**WHAT YOU ARE ASKED TO DO**
From the entries below, gather each line containing the word "LibreOffice".

--- Start RECORDS ---

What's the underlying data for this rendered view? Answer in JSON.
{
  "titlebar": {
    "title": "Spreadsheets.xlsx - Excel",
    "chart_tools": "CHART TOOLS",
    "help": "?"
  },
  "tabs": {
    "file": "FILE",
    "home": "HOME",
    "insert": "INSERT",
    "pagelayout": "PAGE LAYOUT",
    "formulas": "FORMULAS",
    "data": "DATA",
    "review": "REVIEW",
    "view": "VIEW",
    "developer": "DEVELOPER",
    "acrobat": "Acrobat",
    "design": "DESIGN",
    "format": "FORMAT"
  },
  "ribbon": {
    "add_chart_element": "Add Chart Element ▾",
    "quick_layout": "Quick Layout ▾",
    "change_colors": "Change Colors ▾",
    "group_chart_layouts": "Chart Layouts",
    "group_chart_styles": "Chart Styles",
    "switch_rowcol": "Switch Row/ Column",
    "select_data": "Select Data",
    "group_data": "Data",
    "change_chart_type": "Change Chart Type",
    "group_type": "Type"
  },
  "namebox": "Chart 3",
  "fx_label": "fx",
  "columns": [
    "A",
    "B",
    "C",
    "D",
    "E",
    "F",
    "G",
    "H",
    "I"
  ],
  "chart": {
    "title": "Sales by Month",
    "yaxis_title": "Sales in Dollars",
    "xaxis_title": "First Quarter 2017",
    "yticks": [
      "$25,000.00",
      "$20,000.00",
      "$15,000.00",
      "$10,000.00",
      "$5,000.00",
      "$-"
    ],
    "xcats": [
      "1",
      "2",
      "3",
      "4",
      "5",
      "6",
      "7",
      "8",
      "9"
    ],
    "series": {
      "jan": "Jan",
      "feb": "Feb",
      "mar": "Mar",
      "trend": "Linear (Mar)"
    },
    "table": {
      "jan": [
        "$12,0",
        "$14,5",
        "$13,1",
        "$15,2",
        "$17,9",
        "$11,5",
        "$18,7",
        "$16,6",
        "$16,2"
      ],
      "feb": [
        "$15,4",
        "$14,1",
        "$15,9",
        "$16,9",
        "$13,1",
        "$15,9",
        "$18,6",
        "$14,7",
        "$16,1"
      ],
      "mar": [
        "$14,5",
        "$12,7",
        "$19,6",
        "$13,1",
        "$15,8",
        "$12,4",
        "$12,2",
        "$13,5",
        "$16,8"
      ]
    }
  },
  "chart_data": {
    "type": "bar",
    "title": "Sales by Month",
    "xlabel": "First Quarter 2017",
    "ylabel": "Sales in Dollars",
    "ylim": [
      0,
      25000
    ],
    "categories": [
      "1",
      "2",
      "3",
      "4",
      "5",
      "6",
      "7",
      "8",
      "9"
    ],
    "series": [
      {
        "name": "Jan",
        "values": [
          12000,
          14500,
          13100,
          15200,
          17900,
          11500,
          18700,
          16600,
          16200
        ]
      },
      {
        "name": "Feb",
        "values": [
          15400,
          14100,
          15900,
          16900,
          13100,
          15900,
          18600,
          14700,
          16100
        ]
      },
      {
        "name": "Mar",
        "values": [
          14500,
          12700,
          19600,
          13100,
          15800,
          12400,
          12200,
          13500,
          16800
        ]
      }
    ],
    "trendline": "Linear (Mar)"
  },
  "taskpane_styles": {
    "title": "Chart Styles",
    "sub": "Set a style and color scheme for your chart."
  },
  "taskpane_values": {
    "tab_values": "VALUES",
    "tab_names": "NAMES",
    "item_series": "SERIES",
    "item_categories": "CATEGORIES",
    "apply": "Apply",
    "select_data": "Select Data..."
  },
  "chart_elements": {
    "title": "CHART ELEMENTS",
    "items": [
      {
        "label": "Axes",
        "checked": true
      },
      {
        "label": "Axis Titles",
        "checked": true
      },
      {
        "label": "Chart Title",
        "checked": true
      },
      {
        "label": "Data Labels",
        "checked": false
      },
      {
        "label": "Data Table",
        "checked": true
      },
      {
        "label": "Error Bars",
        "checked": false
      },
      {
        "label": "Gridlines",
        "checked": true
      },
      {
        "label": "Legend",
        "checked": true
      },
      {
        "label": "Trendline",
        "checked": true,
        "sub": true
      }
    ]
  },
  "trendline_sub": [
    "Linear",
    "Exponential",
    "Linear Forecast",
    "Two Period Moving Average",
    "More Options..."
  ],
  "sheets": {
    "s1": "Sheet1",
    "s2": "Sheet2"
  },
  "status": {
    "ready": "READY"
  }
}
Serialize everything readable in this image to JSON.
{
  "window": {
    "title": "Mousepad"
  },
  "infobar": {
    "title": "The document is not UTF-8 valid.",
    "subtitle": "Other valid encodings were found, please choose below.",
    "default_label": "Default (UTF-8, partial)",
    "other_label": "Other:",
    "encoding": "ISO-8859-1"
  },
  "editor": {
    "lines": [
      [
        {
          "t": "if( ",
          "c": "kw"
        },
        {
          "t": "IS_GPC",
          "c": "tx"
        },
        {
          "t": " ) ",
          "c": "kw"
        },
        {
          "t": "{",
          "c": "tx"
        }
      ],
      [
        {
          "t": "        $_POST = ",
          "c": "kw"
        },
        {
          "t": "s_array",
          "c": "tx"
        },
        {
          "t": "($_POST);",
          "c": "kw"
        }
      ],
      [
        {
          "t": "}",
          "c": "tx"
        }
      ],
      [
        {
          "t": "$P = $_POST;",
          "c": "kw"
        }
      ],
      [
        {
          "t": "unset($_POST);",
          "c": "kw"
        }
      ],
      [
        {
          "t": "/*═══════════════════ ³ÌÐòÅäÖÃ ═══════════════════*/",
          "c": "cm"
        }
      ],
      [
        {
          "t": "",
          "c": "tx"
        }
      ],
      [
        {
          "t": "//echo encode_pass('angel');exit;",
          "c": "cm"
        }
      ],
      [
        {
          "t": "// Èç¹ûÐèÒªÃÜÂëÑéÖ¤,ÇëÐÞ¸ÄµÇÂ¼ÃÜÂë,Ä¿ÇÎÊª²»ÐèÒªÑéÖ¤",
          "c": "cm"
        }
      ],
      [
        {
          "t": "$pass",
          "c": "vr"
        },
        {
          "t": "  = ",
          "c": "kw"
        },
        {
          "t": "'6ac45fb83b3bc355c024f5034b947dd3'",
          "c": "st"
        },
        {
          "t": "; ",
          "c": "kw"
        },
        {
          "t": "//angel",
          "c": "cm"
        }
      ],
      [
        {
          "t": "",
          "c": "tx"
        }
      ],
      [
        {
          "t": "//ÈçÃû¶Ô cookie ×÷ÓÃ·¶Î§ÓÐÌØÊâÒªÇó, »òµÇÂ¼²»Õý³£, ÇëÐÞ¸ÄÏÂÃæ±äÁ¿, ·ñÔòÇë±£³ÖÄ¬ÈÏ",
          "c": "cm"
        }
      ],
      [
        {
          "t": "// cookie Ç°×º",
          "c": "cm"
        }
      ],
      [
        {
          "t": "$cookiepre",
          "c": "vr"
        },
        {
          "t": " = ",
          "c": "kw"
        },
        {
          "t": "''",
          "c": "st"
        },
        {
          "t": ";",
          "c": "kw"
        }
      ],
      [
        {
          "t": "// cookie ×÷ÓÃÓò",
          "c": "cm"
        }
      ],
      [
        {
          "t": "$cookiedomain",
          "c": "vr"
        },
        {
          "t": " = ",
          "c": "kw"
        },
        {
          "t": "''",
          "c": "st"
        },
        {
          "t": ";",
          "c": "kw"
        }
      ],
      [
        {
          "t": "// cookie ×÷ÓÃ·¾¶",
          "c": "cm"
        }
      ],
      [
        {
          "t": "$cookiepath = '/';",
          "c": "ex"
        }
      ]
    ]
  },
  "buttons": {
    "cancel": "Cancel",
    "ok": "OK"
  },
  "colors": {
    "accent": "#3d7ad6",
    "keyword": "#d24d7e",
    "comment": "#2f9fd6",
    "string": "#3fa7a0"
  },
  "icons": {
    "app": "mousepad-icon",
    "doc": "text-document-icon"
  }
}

--- End RECORDS ---
--- Start RECORDS ---

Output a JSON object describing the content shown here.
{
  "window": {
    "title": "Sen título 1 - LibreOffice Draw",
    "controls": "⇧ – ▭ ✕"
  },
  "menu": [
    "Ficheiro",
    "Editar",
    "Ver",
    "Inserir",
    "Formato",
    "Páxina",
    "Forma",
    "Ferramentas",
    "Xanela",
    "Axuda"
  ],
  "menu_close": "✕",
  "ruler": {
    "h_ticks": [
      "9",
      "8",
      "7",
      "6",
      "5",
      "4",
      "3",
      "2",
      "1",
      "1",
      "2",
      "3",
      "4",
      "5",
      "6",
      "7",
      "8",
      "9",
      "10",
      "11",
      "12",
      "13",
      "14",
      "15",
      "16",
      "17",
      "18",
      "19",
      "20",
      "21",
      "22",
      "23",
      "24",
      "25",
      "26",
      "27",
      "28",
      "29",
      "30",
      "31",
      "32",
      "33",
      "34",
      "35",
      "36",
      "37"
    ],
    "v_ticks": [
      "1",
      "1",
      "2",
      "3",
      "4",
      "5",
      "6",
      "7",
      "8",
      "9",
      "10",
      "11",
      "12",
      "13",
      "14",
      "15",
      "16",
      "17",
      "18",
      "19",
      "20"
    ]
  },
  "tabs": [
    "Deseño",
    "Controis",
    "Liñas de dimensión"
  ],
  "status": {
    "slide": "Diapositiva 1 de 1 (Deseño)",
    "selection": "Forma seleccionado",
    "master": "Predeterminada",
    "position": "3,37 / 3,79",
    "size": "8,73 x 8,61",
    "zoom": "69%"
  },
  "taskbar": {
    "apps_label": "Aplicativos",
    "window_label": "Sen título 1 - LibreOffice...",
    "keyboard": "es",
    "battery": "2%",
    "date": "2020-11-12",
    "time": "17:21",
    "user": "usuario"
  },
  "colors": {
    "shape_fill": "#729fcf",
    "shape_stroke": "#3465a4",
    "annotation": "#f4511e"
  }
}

--- End RECORDS ---

**COMPLETED EXERCISE**
    "title": "Sen título 1 - LibreOffice Draw",
    "window_label": "Sen título 1 - LibreOffice...",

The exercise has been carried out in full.